• **YOUR TASKS**
a - In the synthesis text, how long was the reaction mixture stirred at room temperature?
b - Write out the part of the synthesis text starting with "White powder; mp" and going on through "4.31; N, 1.99.".

Compound: [NBu4+]2[B12Br11OH2−] ((NBu4)2•3)
White powder; mp > 300 °C; 1H-NMR (400 MHz, methanol-d4) δ 4.60 (s, 1H), 3.26 (t, J = 8.6 Hz, 16H), 1.65–1.73 (m, 16H), 1.45 (m, 16H), 1.05 (t, J = 7.4 Hz, 24H); 11B-NMR (128 MHz, methanol-d4) δ −4.01 (s, 1B), −13.92 (s, 10B), −16.44 (s, 1B); 13C-NMR (101 MHz, acetone-d6) δ 58.56, 23.66, 19.56, 13.12; HR-ESI-TOF-MS m/z calcd for B12Br11OH 513.1070, found 513.1073; Anal. Calcd for C32H73B12Br11N2O: C, 25.44; H, 4.87; N, 1.85. Found: C, 25.11; H, 4.31; N, 1.99.
2.3.2. Procedure for the Alkoxylation of [B12Br11OH2−]
(NBu4)2•3 (98.8 mg, 0.065 mmol), KOH (26.0 mg, 0.46 mol) 1,5-dibromopentane (0.2 mL, 1.53 mol) and DMSO (1.5 mL) were placed in a Schlenk tube and stirred at room temperature for 16 h. The solvent was removed under vacuum, and the solid was washed with water and hexane, dried in air to give pure (NBu4)2•4 (78 mg, 72% yield).
Compound: [NBu4+]2[B12Br11O(CH2)4Br2−] ((NBu4)2•4)

• **DATASET RECORDS**
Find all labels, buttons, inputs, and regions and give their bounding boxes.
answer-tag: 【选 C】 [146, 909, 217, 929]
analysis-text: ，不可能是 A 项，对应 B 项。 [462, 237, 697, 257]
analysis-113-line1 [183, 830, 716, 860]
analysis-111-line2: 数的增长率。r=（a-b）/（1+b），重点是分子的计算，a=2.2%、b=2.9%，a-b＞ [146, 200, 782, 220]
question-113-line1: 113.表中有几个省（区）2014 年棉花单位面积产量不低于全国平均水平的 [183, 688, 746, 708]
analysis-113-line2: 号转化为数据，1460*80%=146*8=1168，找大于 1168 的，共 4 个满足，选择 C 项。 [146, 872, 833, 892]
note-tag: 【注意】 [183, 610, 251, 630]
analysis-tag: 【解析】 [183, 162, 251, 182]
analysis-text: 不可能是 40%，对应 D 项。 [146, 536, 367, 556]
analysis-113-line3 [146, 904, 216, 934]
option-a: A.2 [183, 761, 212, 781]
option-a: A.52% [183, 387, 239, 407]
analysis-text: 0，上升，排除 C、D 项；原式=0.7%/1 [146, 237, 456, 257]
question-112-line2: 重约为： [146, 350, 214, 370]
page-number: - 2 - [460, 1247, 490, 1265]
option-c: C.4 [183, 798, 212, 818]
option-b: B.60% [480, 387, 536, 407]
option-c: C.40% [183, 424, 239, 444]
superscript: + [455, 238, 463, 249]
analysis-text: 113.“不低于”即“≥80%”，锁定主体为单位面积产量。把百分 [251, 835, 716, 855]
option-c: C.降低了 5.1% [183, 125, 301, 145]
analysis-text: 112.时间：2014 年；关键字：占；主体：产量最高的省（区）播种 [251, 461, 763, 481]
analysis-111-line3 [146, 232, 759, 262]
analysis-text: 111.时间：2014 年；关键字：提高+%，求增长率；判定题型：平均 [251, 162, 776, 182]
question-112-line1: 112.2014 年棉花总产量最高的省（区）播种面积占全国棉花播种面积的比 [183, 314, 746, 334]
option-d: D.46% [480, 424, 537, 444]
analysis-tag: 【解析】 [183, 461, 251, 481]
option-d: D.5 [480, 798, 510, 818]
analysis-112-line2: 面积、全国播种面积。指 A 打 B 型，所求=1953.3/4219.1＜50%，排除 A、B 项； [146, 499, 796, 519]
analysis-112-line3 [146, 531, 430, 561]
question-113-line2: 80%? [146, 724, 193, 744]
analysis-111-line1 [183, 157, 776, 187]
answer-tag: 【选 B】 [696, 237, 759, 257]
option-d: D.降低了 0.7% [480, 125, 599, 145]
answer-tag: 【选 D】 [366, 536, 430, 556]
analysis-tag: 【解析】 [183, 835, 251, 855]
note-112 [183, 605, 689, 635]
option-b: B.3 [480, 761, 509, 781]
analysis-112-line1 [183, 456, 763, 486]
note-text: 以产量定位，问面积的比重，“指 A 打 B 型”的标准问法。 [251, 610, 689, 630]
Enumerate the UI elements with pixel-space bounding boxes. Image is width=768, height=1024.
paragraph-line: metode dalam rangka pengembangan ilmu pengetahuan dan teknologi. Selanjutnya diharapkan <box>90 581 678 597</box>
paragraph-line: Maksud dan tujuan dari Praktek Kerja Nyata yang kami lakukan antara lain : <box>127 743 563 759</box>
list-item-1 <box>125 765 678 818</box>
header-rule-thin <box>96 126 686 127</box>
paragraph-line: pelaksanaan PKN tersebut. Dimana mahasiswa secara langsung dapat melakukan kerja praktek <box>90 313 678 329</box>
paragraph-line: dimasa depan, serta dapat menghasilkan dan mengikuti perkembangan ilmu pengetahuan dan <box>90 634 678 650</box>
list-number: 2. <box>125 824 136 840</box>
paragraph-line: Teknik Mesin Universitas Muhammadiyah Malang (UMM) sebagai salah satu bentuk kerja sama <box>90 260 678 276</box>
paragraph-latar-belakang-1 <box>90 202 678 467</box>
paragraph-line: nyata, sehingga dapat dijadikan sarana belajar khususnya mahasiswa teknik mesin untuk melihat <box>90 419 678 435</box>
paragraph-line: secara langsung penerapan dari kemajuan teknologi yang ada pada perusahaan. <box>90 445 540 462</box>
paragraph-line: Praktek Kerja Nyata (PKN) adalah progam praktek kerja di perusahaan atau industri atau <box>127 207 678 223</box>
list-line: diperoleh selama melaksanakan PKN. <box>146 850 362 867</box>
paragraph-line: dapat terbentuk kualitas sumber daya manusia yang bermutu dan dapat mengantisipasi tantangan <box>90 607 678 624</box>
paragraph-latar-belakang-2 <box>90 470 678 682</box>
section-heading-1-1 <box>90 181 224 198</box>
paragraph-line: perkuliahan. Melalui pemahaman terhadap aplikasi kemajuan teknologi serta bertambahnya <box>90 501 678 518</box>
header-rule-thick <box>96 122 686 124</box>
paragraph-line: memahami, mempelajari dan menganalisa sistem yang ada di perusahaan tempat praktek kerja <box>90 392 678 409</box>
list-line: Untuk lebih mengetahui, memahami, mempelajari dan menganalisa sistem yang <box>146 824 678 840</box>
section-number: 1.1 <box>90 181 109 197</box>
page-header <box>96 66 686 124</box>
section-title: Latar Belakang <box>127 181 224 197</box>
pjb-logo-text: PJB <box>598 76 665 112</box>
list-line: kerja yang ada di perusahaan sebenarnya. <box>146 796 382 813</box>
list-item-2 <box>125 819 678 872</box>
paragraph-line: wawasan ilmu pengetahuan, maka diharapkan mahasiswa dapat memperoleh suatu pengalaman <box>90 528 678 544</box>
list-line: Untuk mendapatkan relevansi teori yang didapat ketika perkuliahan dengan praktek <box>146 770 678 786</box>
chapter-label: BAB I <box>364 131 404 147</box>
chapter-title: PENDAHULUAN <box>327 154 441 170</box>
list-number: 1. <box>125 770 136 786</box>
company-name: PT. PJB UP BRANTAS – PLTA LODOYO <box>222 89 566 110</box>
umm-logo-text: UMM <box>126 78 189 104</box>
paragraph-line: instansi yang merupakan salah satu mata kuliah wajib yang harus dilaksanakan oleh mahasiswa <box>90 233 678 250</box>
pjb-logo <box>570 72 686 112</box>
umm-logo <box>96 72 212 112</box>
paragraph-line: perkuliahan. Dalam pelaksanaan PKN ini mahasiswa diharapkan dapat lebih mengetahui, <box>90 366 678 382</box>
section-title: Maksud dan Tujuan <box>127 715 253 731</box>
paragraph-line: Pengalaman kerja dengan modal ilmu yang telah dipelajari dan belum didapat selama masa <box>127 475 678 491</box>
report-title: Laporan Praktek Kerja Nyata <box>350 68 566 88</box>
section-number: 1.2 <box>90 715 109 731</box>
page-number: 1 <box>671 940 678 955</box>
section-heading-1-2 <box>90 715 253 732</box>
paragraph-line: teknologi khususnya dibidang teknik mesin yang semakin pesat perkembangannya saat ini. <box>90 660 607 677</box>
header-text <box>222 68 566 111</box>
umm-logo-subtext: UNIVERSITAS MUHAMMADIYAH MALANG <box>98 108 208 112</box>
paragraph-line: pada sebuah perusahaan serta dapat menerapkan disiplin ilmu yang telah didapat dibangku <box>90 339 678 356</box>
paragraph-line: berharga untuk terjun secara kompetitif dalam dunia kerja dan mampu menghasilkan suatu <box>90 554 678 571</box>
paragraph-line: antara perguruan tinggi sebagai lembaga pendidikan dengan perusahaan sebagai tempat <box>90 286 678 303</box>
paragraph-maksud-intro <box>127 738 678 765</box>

• **PER-TASK ANSWERS**
a - 16 hours

b -
White powder; mp > 300 °C; 1H-NMR (400 MHz, methanol-d4) δ 4.60 (s, 1H), 3.26 (t, J = 8.6 Hz, 16H), 1.65–1.73 (m, 16H), 1.45 (m, 16H), 1.05 (t, J = 7.4 Hz, 24H); 11B-NMR (128 MHz, methanol-d4) δ −4.01 (s, 1B), −13.92 (s, 10B), −16.44 (s, 1B); 13C-NMR (101 MHz, acetone-d6) δ 58.56, 23.66, 19.56, 13.12; HR-ESI-TOF-MS m/z calcd for B12Br11OH 513.1070, found 513.1073; Anal. Calcd for C32H73B12Br11N2O: C, 25.44; H, 4.87; N, 1.85. Found: C, 25.11; H, 4.31; N, 1.99.